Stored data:
▬▬▬▬▬▬

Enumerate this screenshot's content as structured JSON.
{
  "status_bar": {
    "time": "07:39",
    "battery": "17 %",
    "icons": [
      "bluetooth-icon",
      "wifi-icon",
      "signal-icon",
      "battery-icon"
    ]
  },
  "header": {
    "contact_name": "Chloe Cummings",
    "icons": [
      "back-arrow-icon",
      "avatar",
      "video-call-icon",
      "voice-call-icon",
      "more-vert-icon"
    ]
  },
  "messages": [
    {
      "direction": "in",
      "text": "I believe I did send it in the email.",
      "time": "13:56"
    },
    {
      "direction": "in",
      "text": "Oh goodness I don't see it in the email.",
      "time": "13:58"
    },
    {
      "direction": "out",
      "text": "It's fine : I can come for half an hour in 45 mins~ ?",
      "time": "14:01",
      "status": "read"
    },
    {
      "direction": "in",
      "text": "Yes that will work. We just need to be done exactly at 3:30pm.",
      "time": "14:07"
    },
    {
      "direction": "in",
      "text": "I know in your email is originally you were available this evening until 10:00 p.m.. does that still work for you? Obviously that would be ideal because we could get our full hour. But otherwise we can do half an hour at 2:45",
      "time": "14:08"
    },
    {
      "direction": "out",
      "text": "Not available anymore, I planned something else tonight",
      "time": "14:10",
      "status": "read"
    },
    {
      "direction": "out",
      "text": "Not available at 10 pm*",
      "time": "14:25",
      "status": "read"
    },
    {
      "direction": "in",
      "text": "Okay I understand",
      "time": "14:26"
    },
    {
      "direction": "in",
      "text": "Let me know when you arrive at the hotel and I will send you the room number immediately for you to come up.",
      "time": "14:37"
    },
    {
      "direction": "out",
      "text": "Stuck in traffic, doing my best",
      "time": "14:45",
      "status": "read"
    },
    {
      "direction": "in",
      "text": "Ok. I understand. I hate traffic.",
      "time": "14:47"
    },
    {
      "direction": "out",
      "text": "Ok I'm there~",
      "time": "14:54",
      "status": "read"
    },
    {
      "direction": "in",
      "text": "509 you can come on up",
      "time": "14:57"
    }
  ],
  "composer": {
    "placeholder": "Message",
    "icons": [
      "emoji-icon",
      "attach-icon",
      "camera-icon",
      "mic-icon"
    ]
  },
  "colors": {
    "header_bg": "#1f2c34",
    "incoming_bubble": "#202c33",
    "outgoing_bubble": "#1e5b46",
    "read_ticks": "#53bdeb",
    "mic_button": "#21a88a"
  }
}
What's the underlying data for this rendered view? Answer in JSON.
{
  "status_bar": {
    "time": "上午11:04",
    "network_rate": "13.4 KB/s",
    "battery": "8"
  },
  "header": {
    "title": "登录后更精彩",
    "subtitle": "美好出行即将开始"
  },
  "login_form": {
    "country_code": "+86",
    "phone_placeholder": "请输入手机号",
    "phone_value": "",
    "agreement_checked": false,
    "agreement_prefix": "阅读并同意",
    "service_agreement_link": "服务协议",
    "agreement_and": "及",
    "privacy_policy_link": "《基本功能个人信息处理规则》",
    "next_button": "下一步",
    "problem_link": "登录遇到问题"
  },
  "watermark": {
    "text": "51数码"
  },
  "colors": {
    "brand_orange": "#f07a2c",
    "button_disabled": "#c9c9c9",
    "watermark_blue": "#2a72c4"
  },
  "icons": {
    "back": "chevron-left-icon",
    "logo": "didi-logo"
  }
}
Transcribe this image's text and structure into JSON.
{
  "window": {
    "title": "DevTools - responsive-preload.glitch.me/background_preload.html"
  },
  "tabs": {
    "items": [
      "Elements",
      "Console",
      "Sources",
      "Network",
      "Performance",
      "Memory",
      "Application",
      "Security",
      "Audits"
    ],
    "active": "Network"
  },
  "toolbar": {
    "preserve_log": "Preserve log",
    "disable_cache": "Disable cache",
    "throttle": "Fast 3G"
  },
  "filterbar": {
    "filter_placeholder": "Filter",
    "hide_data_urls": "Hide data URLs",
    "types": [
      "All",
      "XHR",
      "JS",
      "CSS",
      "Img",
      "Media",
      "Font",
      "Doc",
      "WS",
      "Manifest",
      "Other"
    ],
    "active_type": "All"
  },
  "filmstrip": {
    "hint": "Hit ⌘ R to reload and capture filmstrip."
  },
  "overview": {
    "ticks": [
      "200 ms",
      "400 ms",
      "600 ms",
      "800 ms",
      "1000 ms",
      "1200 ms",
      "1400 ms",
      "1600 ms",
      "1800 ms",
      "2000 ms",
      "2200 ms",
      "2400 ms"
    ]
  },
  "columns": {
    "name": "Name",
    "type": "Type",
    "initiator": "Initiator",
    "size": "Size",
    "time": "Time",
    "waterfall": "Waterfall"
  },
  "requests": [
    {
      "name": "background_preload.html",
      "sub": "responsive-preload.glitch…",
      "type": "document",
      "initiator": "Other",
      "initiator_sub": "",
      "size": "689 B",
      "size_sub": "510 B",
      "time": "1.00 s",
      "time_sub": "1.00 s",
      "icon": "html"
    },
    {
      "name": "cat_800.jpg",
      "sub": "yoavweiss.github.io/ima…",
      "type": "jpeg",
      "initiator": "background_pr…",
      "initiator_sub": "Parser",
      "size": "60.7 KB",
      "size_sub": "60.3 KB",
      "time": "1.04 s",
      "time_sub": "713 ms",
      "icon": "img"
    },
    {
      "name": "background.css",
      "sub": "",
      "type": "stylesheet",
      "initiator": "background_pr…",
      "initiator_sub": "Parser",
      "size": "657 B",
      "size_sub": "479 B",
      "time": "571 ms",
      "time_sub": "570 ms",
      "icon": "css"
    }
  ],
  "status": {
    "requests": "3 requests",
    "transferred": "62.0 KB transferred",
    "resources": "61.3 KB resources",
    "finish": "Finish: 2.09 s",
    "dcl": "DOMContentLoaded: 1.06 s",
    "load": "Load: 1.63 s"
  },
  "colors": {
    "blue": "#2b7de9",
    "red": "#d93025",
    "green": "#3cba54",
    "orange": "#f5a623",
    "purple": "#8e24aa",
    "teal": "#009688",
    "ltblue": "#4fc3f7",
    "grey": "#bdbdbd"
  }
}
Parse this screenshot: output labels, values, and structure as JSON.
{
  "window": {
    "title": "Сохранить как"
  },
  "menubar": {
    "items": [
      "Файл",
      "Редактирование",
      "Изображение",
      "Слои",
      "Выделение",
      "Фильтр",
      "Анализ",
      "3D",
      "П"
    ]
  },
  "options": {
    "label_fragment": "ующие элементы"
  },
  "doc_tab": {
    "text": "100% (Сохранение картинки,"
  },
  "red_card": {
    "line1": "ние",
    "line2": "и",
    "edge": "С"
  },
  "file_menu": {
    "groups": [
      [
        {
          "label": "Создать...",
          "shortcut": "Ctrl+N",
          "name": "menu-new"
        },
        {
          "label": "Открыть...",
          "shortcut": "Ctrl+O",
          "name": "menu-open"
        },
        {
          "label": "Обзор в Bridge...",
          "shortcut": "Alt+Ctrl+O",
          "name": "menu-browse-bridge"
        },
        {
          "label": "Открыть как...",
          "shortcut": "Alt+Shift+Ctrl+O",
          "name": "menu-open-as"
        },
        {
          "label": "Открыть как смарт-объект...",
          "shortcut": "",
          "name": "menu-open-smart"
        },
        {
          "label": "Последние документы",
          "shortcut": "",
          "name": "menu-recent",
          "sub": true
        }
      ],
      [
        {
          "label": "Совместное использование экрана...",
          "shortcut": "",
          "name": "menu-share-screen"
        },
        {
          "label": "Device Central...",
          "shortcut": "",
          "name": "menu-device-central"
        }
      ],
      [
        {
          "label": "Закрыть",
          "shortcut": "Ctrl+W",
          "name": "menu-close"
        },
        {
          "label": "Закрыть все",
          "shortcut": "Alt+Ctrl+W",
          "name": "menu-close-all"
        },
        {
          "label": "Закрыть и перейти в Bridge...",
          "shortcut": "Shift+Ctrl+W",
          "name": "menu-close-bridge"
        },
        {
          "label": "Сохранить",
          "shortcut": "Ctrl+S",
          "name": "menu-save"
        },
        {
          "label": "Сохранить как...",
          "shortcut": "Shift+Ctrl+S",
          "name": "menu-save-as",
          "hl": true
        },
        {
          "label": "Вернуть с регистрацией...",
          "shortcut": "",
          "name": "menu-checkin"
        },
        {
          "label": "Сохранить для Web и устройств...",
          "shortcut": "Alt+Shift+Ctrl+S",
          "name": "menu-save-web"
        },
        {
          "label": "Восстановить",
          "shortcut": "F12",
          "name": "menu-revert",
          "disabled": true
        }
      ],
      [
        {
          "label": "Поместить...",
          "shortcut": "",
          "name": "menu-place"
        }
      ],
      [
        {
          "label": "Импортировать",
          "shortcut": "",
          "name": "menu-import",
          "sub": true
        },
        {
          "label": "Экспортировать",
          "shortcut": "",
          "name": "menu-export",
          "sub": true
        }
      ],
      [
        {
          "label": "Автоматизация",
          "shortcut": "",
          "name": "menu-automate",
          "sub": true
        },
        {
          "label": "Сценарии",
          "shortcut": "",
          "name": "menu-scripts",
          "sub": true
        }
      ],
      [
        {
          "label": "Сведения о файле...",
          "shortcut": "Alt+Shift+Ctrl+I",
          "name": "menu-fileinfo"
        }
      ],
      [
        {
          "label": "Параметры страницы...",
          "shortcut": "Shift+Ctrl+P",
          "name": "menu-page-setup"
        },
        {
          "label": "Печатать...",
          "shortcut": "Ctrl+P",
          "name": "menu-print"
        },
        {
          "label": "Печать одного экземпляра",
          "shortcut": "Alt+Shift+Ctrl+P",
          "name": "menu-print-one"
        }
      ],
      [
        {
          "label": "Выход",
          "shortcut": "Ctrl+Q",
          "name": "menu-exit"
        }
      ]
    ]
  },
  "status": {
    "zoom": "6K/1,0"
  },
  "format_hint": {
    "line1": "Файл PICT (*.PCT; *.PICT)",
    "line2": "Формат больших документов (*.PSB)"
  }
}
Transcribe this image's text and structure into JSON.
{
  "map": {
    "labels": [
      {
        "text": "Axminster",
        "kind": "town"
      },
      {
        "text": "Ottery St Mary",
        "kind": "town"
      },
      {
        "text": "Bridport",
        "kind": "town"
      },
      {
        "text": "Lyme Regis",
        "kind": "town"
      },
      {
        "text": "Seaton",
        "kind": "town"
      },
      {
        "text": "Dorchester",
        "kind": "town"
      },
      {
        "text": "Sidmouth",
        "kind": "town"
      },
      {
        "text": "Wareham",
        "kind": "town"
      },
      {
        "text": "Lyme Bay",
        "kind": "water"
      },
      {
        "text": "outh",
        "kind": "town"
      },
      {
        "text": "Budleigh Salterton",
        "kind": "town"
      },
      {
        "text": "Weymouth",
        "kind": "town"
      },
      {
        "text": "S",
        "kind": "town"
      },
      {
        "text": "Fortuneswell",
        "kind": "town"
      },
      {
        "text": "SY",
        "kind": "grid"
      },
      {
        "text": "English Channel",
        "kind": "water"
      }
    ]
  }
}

▬▬▬▬▬▬

- [GIVEN INSTRUCTION] Scan the lines for the string "this". Pick out every line that has it.

- [THE COMPLETED TASK]
Enumerate this screenshot's content as structured JSON.
      "text": "I know in your email is originally you were available this evening until 10:00 p.m.. does that still work for you? Obviously that would be ideal because we could get our full hour. But otherwise we can do half an hour at 2:45",
What's the underlying data for this rendered view? Answer in JSON.
Transcribe this image's text and structure into JSON.
Parse this screenshot: output labels, values, and structure as JSON.
Transcribe this image's text and structure into JSON.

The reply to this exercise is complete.